_Work to complete:_ Pull out every line below containing the word "type".

_Material for the task:_
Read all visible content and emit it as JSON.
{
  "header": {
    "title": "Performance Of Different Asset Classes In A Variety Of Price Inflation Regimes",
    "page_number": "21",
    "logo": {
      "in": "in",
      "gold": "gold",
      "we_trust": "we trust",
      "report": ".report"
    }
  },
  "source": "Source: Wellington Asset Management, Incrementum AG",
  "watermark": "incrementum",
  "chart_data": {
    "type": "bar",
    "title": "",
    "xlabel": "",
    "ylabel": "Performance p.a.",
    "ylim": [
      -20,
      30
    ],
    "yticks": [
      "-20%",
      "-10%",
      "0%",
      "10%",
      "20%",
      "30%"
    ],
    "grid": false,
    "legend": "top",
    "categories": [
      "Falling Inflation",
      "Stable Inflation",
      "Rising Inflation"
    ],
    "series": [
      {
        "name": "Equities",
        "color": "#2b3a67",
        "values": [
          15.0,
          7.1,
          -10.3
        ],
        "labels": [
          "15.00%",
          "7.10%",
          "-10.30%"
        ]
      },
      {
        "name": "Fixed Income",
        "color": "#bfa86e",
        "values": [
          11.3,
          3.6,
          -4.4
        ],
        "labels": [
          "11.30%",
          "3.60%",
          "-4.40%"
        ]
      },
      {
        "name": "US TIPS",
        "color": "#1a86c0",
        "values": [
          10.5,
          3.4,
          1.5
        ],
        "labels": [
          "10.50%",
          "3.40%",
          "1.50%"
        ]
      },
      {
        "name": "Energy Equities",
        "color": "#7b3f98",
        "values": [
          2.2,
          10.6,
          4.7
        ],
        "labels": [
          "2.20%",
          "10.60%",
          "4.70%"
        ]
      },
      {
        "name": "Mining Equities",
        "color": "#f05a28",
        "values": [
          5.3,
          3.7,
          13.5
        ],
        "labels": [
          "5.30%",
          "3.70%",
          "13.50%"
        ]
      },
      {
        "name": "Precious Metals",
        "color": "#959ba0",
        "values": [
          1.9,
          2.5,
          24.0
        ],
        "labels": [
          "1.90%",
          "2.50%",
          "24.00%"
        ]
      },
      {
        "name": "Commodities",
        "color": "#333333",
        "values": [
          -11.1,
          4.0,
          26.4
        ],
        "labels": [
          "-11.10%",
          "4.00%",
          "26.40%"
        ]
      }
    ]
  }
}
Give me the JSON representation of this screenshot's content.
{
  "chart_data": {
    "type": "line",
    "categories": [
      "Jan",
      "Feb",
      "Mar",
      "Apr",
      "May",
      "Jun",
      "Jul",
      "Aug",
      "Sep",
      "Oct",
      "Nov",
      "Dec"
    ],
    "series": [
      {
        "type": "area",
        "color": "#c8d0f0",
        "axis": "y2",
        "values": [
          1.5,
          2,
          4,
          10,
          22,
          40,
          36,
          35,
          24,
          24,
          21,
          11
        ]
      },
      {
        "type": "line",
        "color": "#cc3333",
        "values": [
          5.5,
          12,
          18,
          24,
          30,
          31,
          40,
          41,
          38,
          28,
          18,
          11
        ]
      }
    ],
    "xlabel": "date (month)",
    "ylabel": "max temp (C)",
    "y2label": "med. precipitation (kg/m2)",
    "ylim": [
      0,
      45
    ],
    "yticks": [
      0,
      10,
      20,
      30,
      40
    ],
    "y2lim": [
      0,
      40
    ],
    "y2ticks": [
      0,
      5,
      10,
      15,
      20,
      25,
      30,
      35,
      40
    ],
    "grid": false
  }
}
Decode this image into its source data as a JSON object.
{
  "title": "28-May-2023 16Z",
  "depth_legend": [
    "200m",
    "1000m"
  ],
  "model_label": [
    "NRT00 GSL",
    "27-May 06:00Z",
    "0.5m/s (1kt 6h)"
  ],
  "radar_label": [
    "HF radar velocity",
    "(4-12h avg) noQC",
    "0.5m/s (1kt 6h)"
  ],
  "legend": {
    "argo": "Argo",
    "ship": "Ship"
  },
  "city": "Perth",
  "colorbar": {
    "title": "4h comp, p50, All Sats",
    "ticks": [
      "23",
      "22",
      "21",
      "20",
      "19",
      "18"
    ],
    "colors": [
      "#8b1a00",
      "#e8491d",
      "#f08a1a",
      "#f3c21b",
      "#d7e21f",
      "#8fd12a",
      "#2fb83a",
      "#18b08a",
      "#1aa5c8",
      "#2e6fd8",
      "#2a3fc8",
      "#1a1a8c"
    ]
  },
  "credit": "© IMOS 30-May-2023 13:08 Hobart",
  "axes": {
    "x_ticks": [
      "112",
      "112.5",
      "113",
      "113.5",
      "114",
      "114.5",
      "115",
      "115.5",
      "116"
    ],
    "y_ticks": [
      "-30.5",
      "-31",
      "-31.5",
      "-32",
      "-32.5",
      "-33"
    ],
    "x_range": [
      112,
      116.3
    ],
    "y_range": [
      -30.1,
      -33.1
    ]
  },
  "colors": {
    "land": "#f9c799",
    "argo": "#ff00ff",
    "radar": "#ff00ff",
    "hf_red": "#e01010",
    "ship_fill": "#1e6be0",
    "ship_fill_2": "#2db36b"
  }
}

_Response to this exercise:_
    "type": "bar",
    "type": "line",
        "type": "area",
        "type": "line",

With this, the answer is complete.